◆ THE PROBLEM ◆
Write the material out again, line by line, exactly as it is.
───── RECORDS TO PROCESS
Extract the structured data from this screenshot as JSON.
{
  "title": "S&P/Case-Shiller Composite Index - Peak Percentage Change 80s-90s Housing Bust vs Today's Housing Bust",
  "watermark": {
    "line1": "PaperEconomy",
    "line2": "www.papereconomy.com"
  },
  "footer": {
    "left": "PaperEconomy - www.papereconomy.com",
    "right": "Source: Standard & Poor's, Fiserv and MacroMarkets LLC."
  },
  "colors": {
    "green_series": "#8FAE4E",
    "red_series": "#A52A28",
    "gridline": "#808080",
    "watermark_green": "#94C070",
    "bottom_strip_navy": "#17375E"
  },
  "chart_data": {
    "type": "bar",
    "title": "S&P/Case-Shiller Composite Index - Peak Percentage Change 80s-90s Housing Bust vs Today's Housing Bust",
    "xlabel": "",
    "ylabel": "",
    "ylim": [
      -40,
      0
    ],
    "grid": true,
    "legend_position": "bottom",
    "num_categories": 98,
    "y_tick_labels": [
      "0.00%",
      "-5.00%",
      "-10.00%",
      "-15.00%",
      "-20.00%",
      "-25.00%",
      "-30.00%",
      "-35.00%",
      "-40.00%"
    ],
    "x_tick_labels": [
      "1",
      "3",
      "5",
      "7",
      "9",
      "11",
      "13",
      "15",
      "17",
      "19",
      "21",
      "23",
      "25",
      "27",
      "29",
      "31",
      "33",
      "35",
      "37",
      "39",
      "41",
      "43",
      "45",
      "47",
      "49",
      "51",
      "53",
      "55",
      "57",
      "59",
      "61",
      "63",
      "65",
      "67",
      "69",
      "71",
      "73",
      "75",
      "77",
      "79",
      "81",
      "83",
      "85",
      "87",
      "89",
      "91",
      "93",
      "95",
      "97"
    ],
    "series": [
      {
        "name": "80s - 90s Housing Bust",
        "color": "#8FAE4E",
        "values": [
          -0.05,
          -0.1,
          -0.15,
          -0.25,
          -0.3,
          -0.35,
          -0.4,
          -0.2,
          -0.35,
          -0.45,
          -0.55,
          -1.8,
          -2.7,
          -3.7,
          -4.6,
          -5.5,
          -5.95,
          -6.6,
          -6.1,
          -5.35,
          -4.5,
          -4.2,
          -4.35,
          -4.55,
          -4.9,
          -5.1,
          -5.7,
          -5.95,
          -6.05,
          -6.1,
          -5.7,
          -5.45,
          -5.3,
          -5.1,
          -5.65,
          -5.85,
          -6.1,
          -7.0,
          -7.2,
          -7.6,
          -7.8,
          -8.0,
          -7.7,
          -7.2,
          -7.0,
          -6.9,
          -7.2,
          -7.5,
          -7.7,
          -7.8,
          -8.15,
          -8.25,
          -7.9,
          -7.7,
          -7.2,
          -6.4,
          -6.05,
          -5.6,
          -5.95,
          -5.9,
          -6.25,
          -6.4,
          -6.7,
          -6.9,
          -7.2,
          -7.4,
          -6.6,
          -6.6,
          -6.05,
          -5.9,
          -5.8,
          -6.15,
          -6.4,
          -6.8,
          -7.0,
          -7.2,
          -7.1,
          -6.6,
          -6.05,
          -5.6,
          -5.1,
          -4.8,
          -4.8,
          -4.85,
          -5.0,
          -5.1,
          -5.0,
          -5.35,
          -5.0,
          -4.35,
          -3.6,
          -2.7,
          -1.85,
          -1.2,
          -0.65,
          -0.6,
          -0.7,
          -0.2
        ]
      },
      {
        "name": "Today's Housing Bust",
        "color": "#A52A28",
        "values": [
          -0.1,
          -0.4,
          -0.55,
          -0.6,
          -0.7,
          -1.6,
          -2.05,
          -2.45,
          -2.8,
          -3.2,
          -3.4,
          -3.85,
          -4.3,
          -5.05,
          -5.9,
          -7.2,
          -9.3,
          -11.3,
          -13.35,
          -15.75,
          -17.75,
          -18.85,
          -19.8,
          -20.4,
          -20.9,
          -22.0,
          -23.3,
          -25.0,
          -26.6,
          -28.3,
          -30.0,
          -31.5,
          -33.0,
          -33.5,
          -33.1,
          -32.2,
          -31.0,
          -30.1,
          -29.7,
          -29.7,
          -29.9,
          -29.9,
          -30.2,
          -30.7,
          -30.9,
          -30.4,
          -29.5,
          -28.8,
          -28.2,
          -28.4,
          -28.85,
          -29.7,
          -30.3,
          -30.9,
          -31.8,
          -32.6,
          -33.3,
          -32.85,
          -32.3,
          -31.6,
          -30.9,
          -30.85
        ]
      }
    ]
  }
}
──────────
◆ COMPLETED TASK ◆
Extract the structured data from this screenshot as JSON.
{
  "title": "S&P/Case-Shiller Composite Index - Peak Percentage Change 80s-90s Housing Bust vs Today's Housing Bust",
  "watermark": {
    "line1": "PaperEconomy",
    "line2": "www.papereconomy.com"
  },
  "footer": {
    "left": "PaperEconomy - www.papereconomy.com",
    "right": "Source: Standard & Poor's, Fiserv and MacroMarkets LLC."
  },
  "colors": {
    "green_series": "#8FAE4E",
    "red_series": "#A52A28",
    "gridline": "#808080",
    "watermark_green": "#94C070",
    "bottom_strip_navy": "#17375E"
  },
  "chart_data": {
    "type": "bar",
    "title": "S&P/Case-Shiller Composite Index - Peak Percentage Change 80s-90s Housing Bust vs Today's Housing Bust",
    "xlabel": "",
    "ylabel": "",
    "ylim": [
      -40,
      0
    ],
    "grid": true,
    "legend_position": "bottom",
    "num_categories": 98,
    "y_tick_labels": [
      "0.00%",
      "-5.00%",
      "-10.00%",
      "-15.00%",
      "-20.00%",
      "-25.00%",
      "-30.00%",
      "-35.00%",
      "-40.00%"
    ],
    "x_tick_labels": [
      "1",
      "3",
      "5",
      "7",
      "9",
      "11",
      "13",
      "15",
      "17",
      "19",
      "21",
      "23",
      "25",
      "27",
      "29",
      "31",
      "33",
      "35",
      "37",
      "39",
      "41",
      "43",
      "45",
      "47",
      "49",
      "51",
      "53",
      "55",
      "57",
      "59",
      "61",
      "63",
      "65",
      "67",
      "69",
      "71",
      "73",
      "75",
      "77",
      "79",
      "81",
      "83",
      "85",
      "87",
      "89",
      "91",
      "93",
      "95",
      "97"
    ],
    "series": [
      {
        "name": "80s - 90s Housing Bust",
        "color": "#8FAE4E",
        "values": [
          -0.05,
          -0.1,
          -0.15,
          -0.25,
          -0.3,
          -0.35,
          -0.4,
          -0.2,
          -0.35,
          -0.45,
          -0.55,
          -1.8,
          -2.7,
          -3.7,
          -4.6,
          -5.5,
          -5.95,
          -6.6,
          -6.1,
          -5.35,
          -4.5,
          -4.2,
          -4.35,
          -4.55,
          -4.9,
          -5.1,
          -5.7,
          -5.95,
          -6.05,
          -6.1,
          -5.7,
          -5.45,
          -5.3,
          -5.1,
          -5.65,
          -5.85,
          -6.1,
          -7.0,
          -7.2,
          -7.6,
          -7.8,
          -8.0,
          -7.7,
          -7.2,
          -7.0,
          -6.9,
          -7.2,
          -7.5,
          -7.7,
          -7.8,
          -8.15,
          -8.25,
          -7.9,
          -7.7,
          -7.2,
          -6.4,
          -6.05,
          -5.6,
          -5.95,
          -5.9,
          -6.25,
          -6.4,
          -6.7,
          -6.9,
          -7.2,
          -7.4,
          -6.6,
          -6.6,
          -6.05,
          -5.9,
          -5.8,
          -6.15,
          -6.4,
          -6.8,
          -7.0,
          -7.2,
          -7.1,
          -6.6,
          -6.05,
          -5.6,
          -5.1,
          -4.8,
          -4.8,
          -4.85,
          -5.0,
          -5.1,
          -5.0,
          -5.35,
          -5.0,
          -4.35,
          -3.6,
          -2.7,
          -1.85,
          -1.2,
          -0.65,
          -0.6,
          -0.7,
          -0.2
        ]
      },
      {
        "name": "Today's Housing Bust",
        "color": "#A52A28",
        "values": [
          -0.1,
          -0.4,
          -0.55,
          -0.6,
          -0.7,
          -1.6,
          -2.05,
          -2.45,
          -2.8,
          -3.2,
          -3.4,
          -3.85,
          -4.3,
          -5.05,
          -5.9,
          -7.2,
          -9.3,
          -11.3,
          -13.35,
          -15.75,
          -17.75,
          -18.85,
          -19.8,
          -20.4,
          -20.9,
          -22.0,
          -23.3,
          -25.0,
          -26.6,
          -28.3,
          -30.0,
          -31.5,
          -33.0,
          -33.5,
          -33.1,
          -32.2,
          -31.0,
          -30.1,
          -29.7,
          -29.7,
          -29.9,
          -29.9,
          -30.2,
          -30.7,
          -30.9,
          -30.4,
          -29.5,
          -28.8,
          -28.2,
          -28.4,
          -28.85,
          -29.7,
          -30.3,
          -30.9,
          -31.8,
          -32.6,
          -33.3,
          -32.85,
          -32.3,
          -31.6,
          -30.9,
          -30.85
        ]
      }
    ]
  }
}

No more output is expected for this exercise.